What to do
Spot each line that carries the word "将学校发展历史及校友的代表性成果"; copy those lines.

Records from a data source
__________

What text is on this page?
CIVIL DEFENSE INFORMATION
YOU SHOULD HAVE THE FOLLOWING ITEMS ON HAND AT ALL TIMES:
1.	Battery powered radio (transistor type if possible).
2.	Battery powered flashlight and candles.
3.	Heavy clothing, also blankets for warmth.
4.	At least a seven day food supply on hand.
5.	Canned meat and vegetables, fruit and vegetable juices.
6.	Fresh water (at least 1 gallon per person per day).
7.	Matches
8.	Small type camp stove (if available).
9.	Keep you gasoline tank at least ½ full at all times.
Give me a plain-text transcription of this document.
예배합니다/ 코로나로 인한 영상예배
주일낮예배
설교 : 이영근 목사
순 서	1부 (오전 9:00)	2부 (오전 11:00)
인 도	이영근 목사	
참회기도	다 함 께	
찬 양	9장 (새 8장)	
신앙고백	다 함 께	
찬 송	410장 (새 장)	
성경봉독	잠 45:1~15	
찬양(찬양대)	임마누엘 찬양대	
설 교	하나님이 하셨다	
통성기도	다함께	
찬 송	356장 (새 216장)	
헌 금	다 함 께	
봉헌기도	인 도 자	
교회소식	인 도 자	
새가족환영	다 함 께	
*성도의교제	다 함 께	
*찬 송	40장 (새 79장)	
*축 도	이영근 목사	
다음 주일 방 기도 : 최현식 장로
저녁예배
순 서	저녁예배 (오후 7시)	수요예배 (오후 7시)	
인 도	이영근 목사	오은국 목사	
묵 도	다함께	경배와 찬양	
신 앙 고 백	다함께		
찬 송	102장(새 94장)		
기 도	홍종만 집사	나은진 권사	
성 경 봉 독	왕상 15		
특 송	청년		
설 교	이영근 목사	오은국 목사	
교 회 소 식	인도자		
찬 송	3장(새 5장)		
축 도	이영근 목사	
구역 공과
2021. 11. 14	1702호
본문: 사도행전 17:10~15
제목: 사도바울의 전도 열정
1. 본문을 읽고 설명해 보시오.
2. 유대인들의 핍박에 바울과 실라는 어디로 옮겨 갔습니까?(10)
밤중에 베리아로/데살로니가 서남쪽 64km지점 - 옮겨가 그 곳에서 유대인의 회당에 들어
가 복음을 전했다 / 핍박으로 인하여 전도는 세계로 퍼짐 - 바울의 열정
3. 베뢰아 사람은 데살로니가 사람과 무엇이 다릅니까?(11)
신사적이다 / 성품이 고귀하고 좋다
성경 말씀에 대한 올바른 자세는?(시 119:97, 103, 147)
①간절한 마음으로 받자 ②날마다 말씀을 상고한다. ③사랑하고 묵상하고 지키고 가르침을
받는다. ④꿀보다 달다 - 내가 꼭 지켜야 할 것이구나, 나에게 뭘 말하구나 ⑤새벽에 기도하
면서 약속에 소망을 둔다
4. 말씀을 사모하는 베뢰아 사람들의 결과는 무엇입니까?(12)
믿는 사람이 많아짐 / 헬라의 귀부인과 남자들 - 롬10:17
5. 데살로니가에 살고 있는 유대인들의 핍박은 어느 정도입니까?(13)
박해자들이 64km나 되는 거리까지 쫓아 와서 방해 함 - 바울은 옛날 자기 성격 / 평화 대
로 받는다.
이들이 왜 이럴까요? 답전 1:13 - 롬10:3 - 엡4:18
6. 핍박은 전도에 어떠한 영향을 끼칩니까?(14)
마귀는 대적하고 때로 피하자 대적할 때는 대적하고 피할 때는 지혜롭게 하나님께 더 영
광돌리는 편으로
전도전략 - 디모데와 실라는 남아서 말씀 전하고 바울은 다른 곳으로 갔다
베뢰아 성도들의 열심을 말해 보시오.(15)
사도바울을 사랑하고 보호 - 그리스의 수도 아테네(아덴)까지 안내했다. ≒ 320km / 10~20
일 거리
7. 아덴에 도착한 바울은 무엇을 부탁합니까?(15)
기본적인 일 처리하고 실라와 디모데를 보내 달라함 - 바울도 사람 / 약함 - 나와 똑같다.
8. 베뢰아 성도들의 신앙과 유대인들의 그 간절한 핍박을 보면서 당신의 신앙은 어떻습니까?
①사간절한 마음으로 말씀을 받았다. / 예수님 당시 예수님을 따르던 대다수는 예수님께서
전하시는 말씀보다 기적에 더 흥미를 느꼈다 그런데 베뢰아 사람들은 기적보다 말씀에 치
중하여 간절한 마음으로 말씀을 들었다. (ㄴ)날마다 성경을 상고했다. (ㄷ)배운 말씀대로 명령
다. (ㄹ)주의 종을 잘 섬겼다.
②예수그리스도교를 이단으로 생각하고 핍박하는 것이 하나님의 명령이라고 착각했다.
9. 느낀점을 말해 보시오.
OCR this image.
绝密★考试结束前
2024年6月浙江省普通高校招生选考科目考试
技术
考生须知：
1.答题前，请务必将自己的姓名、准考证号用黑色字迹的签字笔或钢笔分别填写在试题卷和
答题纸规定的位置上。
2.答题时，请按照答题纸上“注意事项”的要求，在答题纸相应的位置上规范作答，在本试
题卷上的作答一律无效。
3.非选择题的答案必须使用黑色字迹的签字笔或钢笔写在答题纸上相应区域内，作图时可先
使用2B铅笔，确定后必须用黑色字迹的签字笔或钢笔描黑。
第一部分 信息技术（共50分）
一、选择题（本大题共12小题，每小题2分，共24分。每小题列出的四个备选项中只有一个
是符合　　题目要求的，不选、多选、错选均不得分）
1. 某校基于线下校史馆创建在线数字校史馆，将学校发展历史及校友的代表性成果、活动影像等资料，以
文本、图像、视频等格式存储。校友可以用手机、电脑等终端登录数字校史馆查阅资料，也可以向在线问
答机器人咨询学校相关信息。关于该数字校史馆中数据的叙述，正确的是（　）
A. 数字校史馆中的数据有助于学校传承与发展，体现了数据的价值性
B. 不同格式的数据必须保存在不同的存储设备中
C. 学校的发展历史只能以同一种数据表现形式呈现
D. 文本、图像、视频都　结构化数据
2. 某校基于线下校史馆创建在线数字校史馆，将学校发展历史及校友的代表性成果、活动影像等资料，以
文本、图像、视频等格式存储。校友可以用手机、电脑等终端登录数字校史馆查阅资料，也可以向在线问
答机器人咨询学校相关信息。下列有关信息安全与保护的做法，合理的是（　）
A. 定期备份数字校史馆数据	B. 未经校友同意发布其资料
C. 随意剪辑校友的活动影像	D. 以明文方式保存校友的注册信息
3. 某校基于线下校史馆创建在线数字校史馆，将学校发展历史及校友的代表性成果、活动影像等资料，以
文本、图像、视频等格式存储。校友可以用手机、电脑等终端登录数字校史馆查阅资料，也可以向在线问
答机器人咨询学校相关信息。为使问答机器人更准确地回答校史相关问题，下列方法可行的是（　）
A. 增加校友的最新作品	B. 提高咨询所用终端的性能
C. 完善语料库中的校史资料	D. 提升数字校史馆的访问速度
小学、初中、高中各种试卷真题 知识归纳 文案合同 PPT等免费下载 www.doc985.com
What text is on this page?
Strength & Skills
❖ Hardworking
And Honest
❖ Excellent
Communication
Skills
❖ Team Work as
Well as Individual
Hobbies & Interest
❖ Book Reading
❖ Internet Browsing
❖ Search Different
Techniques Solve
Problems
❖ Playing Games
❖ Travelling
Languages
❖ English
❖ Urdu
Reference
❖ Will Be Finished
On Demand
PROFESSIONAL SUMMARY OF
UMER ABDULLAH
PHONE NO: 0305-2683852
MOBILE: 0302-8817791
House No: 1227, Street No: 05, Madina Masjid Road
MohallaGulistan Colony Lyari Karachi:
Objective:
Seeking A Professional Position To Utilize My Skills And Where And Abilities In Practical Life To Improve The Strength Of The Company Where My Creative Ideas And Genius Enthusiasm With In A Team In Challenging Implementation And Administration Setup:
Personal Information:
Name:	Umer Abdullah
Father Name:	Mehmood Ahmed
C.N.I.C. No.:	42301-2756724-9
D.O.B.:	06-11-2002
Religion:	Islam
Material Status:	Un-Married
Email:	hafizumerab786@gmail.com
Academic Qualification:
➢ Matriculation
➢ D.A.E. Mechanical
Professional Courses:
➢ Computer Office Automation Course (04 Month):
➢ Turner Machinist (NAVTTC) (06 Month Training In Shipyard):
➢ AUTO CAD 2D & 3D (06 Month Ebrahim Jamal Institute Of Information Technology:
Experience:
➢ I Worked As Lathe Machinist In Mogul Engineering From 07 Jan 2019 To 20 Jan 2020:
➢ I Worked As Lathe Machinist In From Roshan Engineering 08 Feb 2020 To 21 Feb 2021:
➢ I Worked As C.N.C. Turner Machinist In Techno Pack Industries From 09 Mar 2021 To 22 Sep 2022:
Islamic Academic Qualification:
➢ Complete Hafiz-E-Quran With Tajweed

__________

Answer to the task
1. 某校基于线下校史馆创建在线数字校史馆，将学校发展历史及校友的代表性成果、活动影像等资料，以
2. 某校基于线下校史馆创建在线数字校史馆，将学校发展历史及校友的代表性成果、活动影像等资料，以
3. 某校基于线下校史馆创建在线数字校史馆，将学校发展历史及校友的代表性成果、活动影像等资料，以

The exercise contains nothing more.